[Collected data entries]

──────────

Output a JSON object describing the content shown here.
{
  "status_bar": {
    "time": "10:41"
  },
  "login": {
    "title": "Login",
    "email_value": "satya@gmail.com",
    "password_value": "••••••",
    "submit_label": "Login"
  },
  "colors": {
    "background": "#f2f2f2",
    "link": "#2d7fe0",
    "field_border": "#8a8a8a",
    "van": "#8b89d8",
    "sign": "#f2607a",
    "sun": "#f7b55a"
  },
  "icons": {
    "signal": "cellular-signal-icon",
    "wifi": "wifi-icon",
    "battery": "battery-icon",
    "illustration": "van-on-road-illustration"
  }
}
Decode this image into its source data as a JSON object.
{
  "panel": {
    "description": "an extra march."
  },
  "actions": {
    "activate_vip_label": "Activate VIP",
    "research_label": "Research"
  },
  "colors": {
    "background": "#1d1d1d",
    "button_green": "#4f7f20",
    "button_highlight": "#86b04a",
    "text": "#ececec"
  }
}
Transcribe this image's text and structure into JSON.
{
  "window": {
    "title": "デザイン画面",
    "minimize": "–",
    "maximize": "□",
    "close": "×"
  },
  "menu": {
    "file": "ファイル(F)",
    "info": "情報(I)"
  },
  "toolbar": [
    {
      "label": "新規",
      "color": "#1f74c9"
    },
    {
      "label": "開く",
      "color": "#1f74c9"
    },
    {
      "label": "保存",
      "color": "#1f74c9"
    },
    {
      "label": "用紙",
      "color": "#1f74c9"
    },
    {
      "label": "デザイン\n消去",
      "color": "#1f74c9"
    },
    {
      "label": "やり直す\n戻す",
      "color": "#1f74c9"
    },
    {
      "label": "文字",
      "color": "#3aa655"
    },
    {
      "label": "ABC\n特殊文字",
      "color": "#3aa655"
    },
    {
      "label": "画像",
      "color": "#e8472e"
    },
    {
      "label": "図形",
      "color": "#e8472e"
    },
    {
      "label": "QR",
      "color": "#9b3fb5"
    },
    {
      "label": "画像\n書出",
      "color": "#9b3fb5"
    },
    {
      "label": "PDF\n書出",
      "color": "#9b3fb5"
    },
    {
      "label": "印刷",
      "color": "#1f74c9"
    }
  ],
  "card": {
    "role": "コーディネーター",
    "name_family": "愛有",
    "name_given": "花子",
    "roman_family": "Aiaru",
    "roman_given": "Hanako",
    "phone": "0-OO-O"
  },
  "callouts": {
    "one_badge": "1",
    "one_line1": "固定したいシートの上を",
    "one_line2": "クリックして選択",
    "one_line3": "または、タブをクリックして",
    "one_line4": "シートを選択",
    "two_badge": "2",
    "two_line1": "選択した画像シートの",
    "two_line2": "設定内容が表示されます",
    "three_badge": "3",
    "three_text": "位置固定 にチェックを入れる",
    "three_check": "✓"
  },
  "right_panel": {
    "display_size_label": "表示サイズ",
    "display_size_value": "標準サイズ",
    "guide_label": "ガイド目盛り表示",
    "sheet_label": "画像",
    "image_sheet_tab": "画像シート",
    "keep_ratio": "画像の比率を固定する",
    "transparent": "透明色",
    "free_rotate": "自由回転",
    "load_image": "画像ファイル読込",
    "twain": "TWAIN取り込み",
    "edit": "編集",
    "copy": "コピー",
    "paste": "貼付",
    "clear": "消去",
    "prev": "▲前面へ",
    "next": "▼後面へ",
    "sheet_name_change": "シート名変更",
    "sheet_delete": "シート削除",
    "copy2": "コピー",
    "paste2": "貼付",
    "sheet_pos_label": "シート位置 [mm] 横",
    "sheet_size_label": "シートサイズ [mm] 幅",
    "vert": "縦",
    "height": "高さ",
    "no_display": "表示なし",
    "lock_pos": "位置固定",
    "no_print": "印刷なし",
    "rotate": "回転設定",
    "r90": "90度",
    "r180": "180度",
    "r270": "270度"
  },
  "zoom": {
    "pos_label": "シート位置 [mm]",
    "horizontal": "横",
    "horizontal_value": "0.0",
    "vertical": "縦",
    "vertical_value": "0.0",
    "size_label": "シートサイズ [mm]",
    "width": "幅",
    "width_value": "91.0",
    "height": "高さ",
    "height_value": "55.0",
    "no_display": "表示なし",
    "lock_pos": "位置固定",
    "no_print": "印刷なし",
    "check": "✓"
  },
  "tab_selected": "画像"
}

──────────

### [EXERCISE INSTRUCTIONS]
Say only how many lines in the records carry the word "JSON".

### [OUTPUT OF THE TASK]
3